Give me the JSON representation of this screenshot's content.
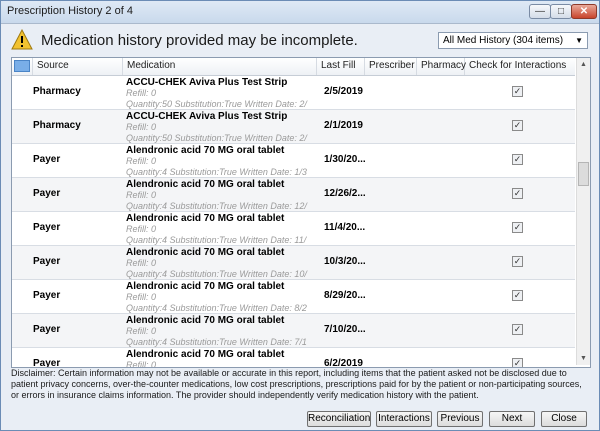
{
  "window": {
    "title": "Prescription History 2 of 4",
    "controls": [
      "min-icon",
      "max-icon",
      "close-icon"
    ]
  },
  "warning": {
    "icon": "warning-icon",
    "text": "Medication history provided may be incomplete."
  },
  "history_select": {
    "value": "All Med History (304 items)"
  },
  "columns": {
    "source": "Source",
    "medication": "Medication",
    "last_fill": "Last Fill",
    "prescriber": "Prescriber",
    "pharmacy": "Pharmacy",
    "check": "Check for Interactions"
  },
  "rows": [
    {
      "source": "Pharmacy",
      "name": "ACCU-CHEK Aviva Plus Test Strip",
      "refill": "Refill: 0",
      "details": "Quantity:50  Substitution:True Written Date: 2/",
      "last_fill": "2/5/2019",
      "checked": true
    },
    {
      "source": "Pharmacy",
      "name": "ACCU-CHEK Aviva Plus Test Strip",
      "refill": "Refill: 0",
      "details": "Quantity:50  Substitution:True Written Date: 2/",
      "last_fill": "2/1/2019",
      "checked": true
    },
    {
      "source": "Payer",
      "name": "Alendronic acid 70 MG oral tablet",
      "refill": "Refill: 0",
      "details": "Quantity:4  Substitution:True Written Date: 1/3",
      "last_fill": "1/30/20...",
      "checked": true
    },
    {
      "source": "Payer",
      "name": "Alendronic acid 70 MG oral tablet",
      "refill": "Refill: 0",
      "details": "Quantity:4  Substitution:True Written Date: 12/",
      "last_fill": "12/26/2...",
      "checked": true
    },
    {
      "source": "Payer",
      "name": "Alendronic acid 70 MG oral tablet",
      "refill": "Refill: 0",
      "details": "Quantity:4  Substitution:True Written Date: 11/",
      "last_fill": "11/4/20...",
      "checked": true
    },
    {
      "source": "Payer",
      "name": "Alendronic acid 70 MG oral tablet",
      "refill": "Refill: 0",
      "details": "Quantity:4  Substitution:True Written Date: 10/",
      "last_fill": "10/3/20...",
      "checked": true
    },
    {
      "source": "Payer",
      "name": "Alendronic acid 70 MG oral tablet",
      "refill": "Refill: 0",
      "details": "Quantity:4  Substitution:True Written Date: 8/2",
      "last_fill": "8/29/20...",
      "checked": true
    },
    {
      "source": "Payer",
      "name": "Alendronic acid 70 MG oral tablet",
      "refill": "Refill: 0",
      "details": "Quantity:4  Substitution:True Written Date: 7/1",
      "last_fill": "7/10/20...",
      "checked": true
    },
    {
      "source": "Payer",
      "name": "Alendronic acid 70 MG oral tablet",
      "refill": "Refill: 0",
      "details": "",
      "last_fill": "6/2/2019",
      "checked": true
    }
  ],
  "disclaimer": "Disclaimer: Certain information may not be available or accurate in this report, including items that the patient asked not be disclosed due to patient privacy concerns, over-the-counter medications, low cost prescriptions, prescriptions paid for by the patient or non-participating sources, or errors in insurance claims information. The provider should independently verify medication history with the patient.",
  "buttons": {
    "reconciliation": "Reconciliation",
    "interactions": "Interactions",
    "previous": "Previous",
    "next": "Next",
    "close": "Close"
  },
  "colors": {
    "accent": "#79aee8",
    "titlebar": "#c9d9ec",
    "warning": "#f2c230"
  }
}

-------

# [EXERCISE DIRECTIONS]
Which lines above contain the word "Interactions"? Copy each of them.

# [FINAL ANSWER]
    "check": "Check for Interactions"
    "interactions": "Interactions",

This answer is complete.